_Material for the task_:

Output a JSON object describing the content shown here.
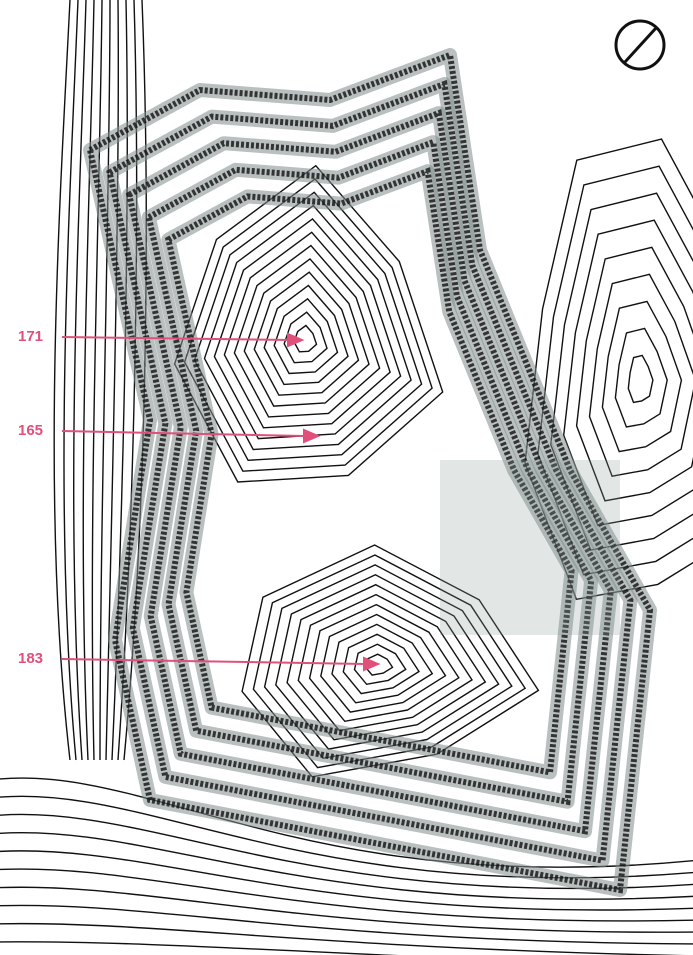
{
  "elevation_labels": [
    "171",
    "165",
    "183"
  ]
}
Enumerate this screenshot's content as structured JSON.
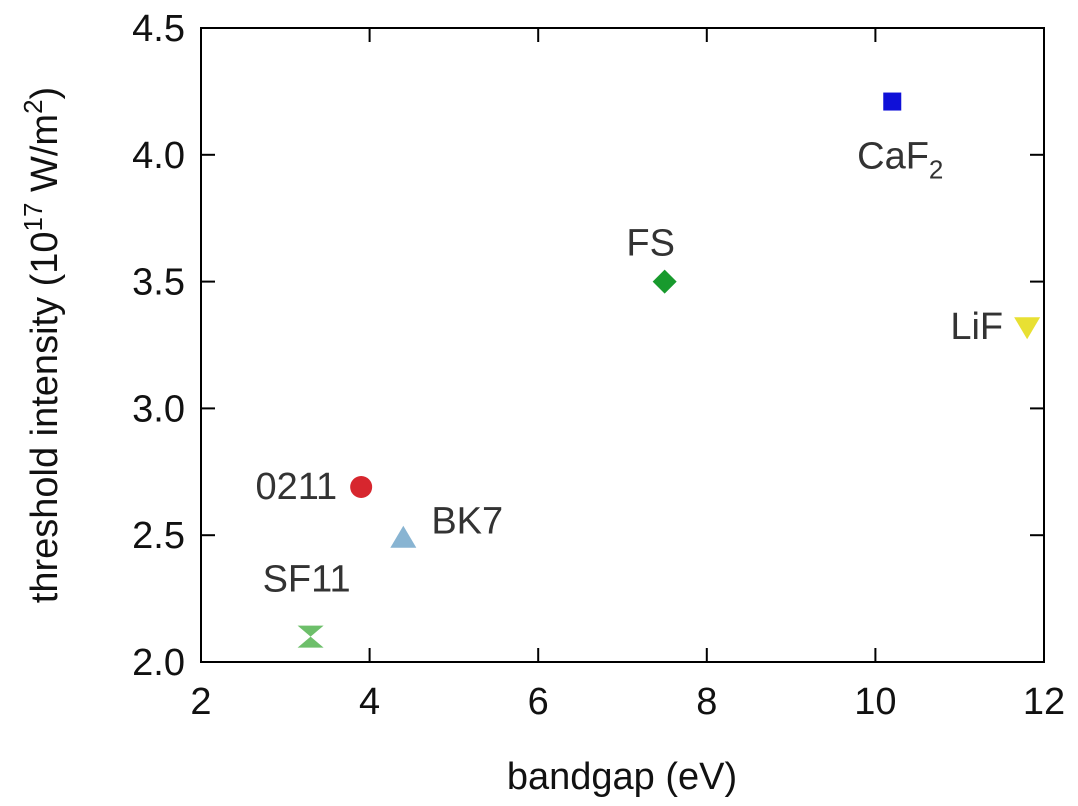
{
  "chart_data": {
    "type": "scatter",
    "title": "",
    "xlabel": "bandgap (eV)",
    "ylabel": {
      "prefix": "threshold intensity (10",
      "sup": "17",
      "mid": " W/m",
      "sup2": "2",
      "suffix": ")"
    },
    "xlim": [
      2,
      12
    ],
    "ylim": [
      2.0,
      4.5
    ],
    "xticks": [
      2,
      4,
      6,
      8,
      10,
      12
    ],
    "xtick_labels": [
      "2",
      "4",
      "6",
      "8",
      "10",
      "12"
    ],
    "yticks": [
      2.0,
      2.5,
      3.0,
      3.5,
      4.0,
      4.5
    ],
    "ytick_labels": [
      "2.0",
      "2.5",
      "3.0",
      "3.5",
      "4.0",
      "4.5"
    ],
    "grid": false,
    "legend": "none",
    "points": [
      {
        "label": "CaF",
        "label_sub": "2",
        "x": 10.2,
        "y": 4.21,
        "marker": "square",
        "color": "#0f10d8",
        "label_pos": "below"
      },
      {
        "label": "FS",
        "label_sub": "",
        "x": 7.5,
        "y": 3.5,
        "marker": "diamond",
        "color": "#189a2d",
        "label_pos": "above-left"
      },
      {
        "label": "LiF",
        "label_sub": "",
        "x": 11.8,
        "y": 3.32,
        "marker": "triangle-down",
        "color": "#e8e033",
        "label_pos": "left"
      },
      {
        "label": "0211",
        "label_sub": "",
        "x": 3.9,
        "y": 2.69,
        "marker": "circle",
        "color": "#d7262e",
        "label_pos": "left"
      },
      {
        "label": "BK7",
        "label_sub": "",
        "x": 4.4,
        "y": 2.49,
        "marker": "triangle-up",
        "color": "#88b4d2",
        "label_pos": "right"
      },
      {
        "label": "SF11",
        "label_sub": "",
        "x": 3.3,
        "y": 2.1,
        "marker": "hourglass",
        "color": "#6dbf6a",
        "label_pos": "above"
      }
    ]
  }
}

_Exercise directions_:
Except for the pictures, reproduce every line exactly.

_Correct result_:
Output a JSON object describing the content shown here.
{
  "elevation_labels": [
    "171",
    "165",
    "183"
  ]
}
Enumerate this screenshot's content as structured JSON.
{
  "chart_data": {
    "type": "scatter",
    "title": "",
    "xlabel": "bandgap (eV)",
    "ylabel": {
      "prefix": "threshold intensity (10",
      "sup": "17",
      "mid": " W/m",
      "sup2": "2",
      "suffix": ")"
    },
    "xlim": [
      2,
      12
    ],
    "ylim": [
      2.0,
      4.5
    ],
    "xticks": [
      2,
      4,
      6,
      8,
      10,
      12
    ],
    "xtick_labels": [
      "2",
      "4",
      "6",
      "8",
      "10",
      "12"
    ],
    "yticks": [
      2.0,
      2.5,
      3.0,
      3.5,
      4.0,
      4.5
    ],
    "ytick_labels": [
      "2.0",
      "2.5",
      "3.0",
      "3.5",
      "4.0",
      "4.5"
    ],
    "grid": false,
    "legend": "none",
    "points": [
      {
        "label": "CaF",
        "label_sub": "2",
        "x": 10.2,
        "y": 4.21,
        "marker": "square",
        "color": "#0f10d8",
        "label_pos": "below"
      },
      {
        "label": "FS",
        "label_sub": "",
        "x": 7.5,
        "y": 3.5,
        "marker": "diamond",
        "color": "#189a2d",
        "label_pos": "above-left"
      },
      {
        "label": "LiF",
        "label_sub": "",
        "x": 11.8,
        "y": 3.32,
        "marker": "triangle-down",
        "color": "#e8e033",
        "label_pos": "left"
      },
      {
        "label": "0211",
        "label_sub": "",
        "x": 3.9,
        "y": 2.69,
        "marker": "circle",
        "color": "#d7262e",
        "label_pos": "left"
      },
      {
        "label": "BK7",
        "label_sub": "",
        "x": 4.4,
        "y": 2.49,
        "marker": "triangle-up",
        "color": "#88b4d2",
        "label_pos": "right"
      },
      {
        "label": "SF11",
        "label_sub": "",
        "x": 3.3,
        "y": 2.1,
        "marker": "hourglass",
        "color": "#6dbf6a",
        "label_pos": "above"
      }
    ]
  }
}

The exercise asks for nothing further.